Work instructions. Without the pictures, give the entries below again exactly as written.

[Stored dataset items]

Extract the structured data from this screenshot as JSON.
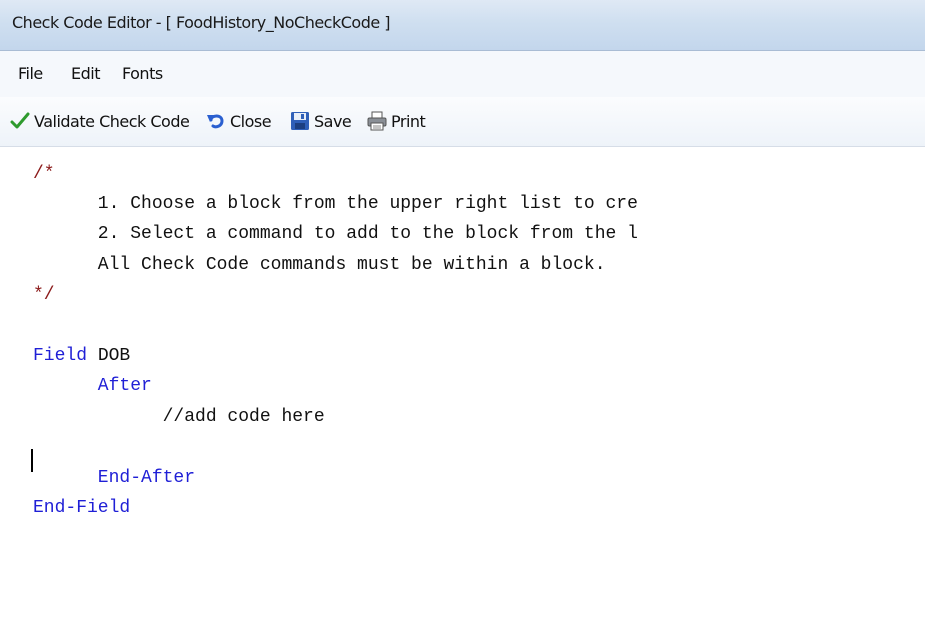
{
  "window": {
    "title": "Check Code Editor - [ FoodHistory_NoCheckCode ]"
  },
  "menu": {
    "items": [
      "File",
      "Edit",
      "Fonts"
    ]
  },
  "toolbar": {
    "validate_label": "Validate Check Code",
    "close_label": "Close",
    "save_label": "Save",
    "print_label": "Print",
    "icons": {
      "validate": "checkmark-icon",
      "close": "undo-arrow-icon",
      "save": "floppy-disk-icon",
      "print": "printer-icon"
    }
  },
  "editor": {
    "lines": [
      "/*",
      "      1. Choose a block from the upper right list to cre",
      "      2. Select a command to add to the block from the l",
      "      All Check Code commands must be within a block.",
      "*/",
      "",
      "Field DOB",
      "      After",
      "            //add code here",
      "",
      "      End-After",
      "End-Field"
    ],
    "keyword_color": "#1f1fd6",
    "comment_marker_color": "#8b1a1a"
  }
}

Written solution.
Extract the structured data from this screenshot as JSON.
{
  "window": {
    "title": "Check Code Editor - [ FoodHistory_NoCheckCode ]"
  },
  "menu": {
    "items": [
      "File",
      "Edit",
      "Fonts"
    ]
  },
  "toolbar": {
    "validate_label": "Validate Check Code",
    "close_label": "Close",
    "save_label": "Save",
    "print_label": "Print",
    "icons": {
      "validate": "checkmark-icon",
      "close": "undo-arrow-icon",
      "save": "floppy-disk-icon",
      "print": "printer-icon"
    }
  },
  "editor": {
    "lines": [
      "/*",
      "      1. Choose a block from the upper right list to cre",
      "      2. Select a command to add to the block from the l",
      "      All Check Code commands must be within a block.",
      "*/",
      "",
      "Field DOB",
      "      After",
      "            //add code here",
      "",
      "      End-After",
      "End-Field"
    ],
    "keyword_color": "#1f1fd6",
    "comment_marker_color": "#8b1a1a"
  }
}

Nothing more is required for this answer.